> **WRITTEN TASK**
Pick out the lines below with "schoonmaken" and list them.

> **GIVEN ENTRIES**
--*--

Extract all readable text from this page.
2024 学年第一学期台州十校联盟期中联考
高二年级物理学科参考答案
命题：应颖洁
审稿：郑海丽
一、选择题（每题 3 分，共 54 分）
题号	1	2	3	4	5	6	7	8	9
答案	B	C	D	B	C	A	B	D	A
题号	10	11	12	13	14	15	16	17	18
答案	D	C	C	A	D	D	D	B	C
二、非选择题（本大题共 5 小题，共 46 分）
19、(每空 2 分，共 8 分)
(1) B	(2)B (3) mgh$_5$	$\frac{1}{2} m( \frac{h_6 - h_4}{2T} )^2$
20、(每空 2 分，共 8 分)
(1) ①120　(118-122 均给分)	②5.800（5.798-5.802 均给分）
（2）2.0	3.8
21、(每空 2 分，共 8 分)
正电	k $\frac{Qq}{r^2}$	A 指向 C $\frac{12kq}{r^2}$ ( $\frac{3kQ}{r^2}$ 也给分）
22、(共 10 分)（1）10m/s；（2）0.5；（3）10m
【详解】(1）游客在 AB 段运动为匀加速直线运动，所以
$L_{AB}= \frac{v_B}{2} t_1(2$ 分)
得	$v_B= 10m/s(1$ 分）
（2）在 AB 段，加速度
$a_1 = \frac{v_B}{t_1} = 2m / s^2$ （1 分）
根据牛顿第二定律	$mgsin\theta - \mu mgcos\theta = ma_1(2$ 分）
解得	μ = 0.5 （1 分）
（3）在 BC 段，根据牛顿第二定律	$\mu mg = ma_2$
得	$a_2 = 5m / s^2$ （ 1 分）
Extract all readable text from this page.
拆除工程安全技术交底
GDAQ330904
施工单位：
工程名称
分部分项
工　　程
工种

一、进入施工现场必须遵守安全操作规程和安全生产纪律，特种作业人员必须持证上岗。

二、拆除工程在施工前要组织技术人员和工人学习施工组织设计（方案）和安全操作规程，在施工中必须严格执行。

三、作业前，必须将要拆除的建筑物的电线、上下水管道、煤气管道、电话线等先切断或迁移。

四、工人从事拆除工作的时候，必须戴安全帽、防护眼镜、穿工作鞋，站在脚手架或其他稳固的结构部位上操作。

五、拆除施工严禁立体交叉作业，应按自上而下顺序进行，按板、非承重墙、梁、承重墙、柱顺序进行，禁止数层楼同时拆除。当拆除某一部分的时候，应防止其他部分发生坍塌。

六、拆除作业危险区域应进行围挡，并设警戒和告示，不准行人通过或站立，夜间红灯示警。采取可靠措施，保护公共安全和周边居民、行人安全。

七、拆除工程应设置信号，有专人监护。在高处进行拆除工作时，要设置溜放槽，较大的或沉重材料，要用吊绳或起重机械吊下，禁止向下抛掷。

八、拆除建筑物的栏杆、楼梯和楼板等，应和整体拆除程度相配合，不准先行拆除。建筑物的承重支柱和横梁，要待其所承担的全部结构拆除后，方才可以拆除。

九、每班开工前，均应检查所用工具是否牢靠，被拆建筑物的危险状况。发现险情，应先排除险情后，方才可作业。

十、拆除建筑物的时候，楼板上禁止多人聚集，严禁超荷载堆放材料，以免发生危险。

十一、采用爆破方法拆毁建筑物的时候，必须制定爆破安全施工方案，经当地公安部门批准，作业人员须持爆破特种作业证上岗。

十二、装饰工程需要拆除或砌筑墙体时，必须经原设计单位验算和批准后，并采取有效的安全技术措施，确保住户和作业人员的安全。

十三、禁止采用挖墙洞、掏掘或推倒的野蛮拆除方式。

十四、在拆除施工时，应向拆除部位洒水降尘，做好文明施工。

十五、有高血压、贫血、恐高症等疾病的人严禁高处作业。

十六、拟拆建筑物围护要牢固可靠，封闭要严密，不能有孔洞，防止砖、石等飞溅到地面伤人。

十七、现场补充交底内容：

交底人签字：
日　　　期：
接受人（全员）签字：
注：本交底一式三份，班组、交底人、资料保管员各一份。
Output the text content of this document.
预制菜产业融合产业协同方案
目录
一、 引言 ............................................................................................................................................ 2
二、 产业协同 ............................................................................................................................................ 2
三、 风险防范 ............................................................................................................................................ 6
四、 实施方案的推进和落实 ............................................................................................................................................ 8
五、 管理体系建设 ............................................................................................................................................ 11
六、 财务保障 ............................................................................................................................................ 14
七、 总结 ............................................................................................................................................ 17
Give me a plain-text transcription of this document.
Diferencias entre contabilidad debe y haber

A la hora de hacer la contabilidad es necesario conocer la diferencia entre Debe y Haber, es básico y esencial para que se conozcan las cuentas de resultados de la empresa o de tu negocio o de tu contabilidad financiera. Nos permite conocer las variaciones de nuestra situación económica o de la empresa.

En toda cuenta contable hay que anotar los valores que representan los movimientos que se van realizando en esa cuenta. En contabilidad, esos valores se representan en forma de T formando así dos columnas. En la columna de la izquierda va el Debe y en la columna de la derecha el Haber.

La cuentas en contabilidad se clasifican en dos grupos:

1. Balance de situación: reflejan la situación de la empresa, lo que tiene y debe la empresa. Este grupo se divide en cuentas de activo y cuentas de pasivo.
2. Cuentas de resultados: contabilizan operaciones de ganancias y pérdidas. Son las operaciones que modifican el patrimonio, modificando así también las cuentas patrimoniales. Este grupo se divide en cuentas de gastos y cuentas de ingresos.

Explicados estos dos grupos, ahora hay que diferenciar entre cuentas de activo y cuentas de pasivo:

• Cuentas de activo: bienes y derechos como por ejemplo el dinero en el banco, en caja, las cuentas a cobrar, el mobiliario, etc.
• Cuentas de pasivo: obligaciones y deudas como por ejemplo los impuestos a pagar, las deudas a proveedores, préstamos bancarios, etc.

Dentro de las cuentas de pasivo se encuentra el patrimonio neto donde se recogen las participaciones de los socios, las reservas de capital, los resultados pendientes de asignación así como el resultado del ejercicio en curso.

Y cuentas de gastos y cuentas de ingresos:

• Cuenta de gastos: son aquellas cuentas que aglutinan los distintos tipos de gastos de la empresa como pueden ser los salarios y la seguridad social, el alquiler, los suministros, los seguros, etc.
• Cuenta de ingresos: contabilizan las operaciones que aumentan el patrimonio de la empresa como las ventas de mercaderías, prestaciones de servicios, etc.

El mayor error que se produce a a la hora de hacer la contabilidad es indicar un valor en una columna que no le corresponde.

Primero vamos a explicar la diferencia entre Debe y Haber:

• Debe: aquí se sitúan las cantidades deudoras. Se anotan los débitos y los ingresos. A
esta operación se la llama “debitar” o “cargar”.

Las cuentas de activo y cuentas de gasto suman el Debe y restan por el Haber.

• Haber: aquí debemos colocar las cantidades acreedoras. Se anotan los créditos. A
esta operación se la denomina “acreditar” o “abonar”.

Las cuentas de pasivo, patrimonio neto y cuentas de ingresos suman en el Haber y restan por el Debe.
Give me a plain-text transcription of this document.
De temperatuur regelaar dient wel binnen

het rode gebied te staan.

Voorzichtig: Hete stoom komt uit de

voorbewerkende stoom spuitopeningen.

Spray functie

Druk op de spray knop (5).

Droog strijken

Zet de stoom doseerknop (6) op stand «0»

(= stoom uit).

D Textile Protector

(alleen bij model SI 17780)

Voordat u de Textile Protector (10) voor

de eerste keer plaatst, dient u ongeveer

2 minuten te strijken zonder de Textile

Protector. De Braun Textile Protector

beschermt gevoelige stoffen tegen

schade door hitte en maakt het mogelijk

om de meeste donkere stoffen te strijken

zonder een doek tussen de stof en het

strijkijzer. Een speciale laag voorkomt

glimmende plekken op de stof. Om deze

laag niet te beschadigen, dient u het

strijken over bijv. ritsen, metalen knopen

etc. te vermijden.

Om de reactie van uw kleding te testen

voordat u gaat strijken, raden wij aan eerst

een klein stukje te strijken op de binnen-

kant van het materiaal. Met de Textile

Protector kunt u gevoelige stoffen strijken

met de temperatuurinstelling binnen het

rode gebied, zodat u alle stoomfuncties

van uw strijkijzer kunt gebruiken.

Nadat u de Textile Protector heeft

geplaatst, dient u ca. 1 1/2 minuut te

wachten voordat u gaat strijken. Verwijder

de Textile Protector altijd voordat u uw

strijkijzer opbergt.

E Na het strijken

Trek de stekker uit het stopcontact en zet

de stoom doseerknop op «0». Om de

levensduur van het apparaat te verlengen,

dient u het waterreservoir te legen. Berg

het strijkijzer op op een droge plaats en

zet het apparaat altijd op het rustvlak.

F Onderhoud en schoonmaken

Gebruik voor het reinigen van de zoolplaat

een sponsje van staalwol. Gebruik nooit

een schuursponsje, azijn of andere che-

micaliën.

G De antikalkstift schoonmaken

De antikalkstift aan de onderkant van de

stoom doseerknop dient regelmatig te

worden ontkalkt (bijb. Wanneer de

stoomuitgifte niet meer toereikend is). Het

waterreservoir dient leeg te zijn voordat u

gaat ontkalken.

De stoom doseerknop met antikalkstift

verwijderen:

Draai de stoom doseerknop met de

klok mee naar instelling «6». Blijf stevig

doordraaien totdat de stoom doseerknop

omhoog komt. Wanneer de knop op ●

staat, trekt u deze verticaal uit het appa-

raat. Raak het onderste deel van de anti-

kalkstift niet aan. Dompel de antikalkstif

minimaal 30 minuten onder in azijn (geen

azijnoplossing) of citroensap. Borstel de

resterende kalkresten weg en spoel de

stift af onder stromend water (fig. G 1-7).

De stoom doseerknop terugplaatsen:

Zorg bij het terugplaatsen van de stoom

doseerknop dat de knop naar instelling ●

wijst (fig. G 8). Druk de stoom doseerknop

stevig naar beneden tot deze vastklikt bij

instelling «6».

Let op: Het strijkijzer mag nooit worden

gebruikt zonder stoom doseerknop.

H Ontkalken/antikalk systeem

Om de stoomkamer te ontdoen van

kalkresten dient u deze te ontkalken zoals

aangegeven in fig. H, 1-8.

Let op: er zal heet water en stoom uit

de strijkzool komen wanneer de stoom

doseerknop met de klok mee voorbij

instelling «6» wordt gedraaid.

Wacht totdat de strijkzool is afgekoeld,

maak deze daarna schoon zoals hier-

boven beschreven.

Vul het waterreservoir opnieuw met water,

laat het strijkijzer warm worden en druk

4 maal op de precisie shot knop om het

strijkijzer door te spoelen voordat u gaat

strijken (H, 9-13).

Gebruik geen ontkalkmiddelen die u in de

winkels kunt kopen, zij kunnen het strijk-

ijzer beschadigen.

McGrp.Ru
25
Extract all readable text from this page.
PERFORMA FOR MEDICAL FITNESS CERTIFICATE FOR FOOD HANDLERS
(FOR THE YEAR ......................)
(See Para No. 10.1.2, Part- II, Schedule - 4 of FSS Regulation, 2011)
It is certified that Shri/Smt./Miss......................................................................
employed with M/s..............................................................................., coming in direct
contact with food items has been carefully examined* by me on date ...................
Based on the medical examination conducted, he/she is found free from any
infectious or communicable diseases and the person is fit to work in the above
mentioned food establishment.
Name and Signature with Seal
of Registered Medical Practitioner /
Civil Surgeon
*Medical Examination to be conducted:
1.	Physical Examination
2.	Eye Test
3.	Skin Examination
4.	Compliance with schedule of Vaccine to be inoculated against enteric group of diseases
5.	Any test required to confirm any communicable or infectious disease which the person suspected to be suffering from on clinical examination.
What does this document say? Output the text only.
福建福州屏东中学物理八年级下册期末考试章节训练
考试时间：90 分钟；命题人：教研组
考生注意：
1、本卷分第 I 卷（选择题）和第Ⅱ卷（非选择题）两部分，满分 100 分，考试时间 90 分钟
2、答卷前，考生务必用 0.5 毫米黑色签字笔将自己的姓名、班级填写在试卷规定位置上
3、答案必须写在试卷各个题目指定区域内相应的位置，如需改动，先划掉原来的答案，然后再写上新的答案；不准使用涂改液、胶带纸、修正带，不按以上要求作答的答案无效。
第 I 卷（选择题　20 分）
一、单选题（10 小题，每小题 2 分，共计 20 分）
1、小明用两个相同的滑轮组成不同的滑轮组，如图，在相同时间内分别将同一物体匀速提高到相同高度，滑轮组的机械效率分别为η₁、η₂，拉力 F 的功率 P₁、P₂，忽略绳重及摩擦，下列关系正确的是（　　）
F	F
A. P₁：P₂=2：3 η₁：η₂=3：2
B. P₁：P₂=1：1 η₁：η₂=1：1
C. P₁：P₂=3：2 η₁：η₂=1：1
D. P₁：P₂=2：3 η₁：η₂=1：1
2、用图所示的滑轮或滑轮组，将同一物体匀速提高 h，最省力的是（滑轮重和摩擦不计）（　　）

--*--

> **WRITTEN RESPONSE**
F Onderhoud en schoonmaken
G De antikalkstift schoonmaken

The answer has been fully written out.